Layout annotation data:
-*-*-

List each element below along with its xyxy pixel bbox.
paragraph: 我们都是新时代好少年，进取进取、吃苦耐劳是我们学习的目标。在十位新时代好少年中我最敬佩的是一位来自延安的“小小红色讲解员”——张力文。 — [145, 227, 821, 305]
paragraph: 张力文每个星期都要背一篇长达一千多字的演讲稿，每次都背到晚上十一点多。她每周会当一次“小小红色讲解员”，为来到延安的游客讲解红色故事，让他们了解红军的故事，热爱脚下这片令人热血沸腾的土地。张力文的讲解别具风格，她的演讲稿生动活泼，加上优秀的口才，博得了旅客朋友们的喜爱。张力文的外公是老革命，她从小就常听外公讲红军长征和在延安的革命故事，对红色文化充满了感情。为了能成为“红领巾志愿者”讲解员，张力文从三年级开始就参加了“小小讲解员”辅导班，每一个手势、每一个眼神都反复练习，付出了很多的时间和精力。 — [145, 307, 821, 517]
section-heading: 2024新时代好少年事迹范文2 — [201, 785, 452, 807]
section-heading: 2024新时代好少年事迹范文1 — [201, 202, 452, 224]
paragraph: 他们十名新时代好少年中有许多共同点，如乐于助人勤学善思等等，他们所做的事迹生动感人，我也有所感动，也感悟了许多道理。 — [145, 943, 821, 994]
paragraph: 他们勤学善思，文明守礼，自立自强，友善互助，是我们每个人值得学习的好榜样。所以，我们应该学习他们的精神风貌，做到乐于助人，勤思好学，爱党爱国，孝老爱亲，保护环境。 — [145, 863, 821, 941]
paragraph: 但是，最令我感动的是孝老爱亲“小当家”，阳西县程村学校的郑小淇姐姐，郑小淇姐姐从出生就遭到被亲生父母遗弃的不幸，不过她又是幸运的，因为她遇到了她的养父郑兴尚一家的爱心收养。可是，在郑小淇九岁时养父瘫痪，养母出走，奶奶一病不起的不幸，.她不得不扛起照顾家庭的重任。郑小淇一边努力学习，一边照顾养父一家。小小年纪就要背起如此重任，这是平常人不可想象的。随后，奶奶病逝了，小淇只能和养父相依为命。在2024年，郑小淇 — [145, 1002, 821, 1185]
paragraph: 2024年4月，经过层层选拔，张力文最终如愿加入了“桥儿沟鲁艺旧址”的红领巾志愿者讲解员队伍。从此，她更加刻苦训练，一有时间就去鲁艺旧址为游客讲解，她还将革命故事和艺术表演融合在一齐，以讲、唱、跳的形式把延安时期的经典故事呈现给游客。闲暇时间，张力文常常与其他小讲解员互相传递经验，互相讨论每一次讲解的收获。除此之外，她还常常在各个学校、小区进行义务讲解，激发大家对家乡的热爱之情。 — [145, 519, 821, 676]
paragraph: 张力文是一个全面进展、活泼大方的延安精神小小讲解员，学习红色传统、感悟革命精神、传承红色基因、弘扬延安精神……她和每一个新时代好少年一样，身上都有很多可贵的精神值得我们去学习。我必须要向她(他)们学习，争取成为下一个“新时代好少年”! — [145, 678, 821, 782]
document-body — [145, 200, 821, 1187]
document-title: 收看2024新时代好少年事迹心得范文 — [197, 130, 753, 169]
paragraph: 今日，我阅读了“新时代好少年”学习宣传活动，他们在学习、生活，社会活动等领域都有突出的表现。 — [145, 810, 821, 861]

-*-*-

Rewrite the listing starting at its first line and ending at the line that contains "1002, 821, 1185]", replacing "paragraph" with "text" and leaving everything else unchanged.

The reply:
List each element below along with its xyxy pixel bbox.
text: 我们都是新时代好少年，进取进取、吃苦耐劳是我们学习的目标。在十位新时代好少年中我最敬佩的是一位来自延安的“小小红色讲解员”——张力文。 — [145, 227, 821, 305]
text: 张力文每个星期都要背一篇长达一千多字的演讲稿，每次都背到晚上十一点多。她每周会当一次“小小红色讲解员”，为来到延安的游客讲解红色故事，让他们了解红军的故事，热爱脚下这片令人热血沸腾的土地。张力文的讲解别具风格，她的演讲稿生动活泼，加上优秀的口才，博得了旅客朋友们的喜爱。张力文的外公是老革命，她从小就常听外公讲红军长征和在延安的革命故事，对红色文化充满了感情。为了能成为“红领巾志愿者”讲解员，张力文从三年级开始就参加了“小小讲解员”辅导班，每一个手势、每一个眼神都反复练习，付出了很多的时间和精力。 — [145, 307, 821, 517]
section-heading: 2024新时代好少年事迹范文2 — [201, 785, 452, 807]
section-heading: 2024新时代好少年事迹范文1 — [201, 202, 452, 224]
text: 他们十名新时代好少年中有许多共同点，如乐于助人勤学善思等等，他们所做的事迹生动感人，我也有所感动，也感悟了许多道理。 — [145, 943, 821, 994]
text: 他们勤学善思，文明守礼，自立自强，友善互助，是我们每个人值得学习的好榜样。所以，我们应该学习他们的精神风貌，做到乐于助人，勤思好学，爱党爱国，孝老爱亲，保护环境。 — [145, 863, 821, 941]
text: 但是，最令我感动的是孝老爱亲“小当家”，阳西县程村学校的郑小淇姐姐，郑小淇姐姐从出生就遭到被亲生父母遗弃的不幸，不过她又是幸运的，因为她遇到了她的养父郑兴尚一家的爱心收养。可是，在郑小淇九岁时养父瘫痪，养母出走，奶奶一病不起的不幸，.她不得不扛起照顾家庭的重任。郑小淇一边努力学习，一边照顾养父一家。小小年纪就要背起如此重任，这是平常人不可想象的。随后，奶奶病逝了，小淇只能和养父相依为命。在2024年，郑小淇 — [145, 1002, 821, 1185]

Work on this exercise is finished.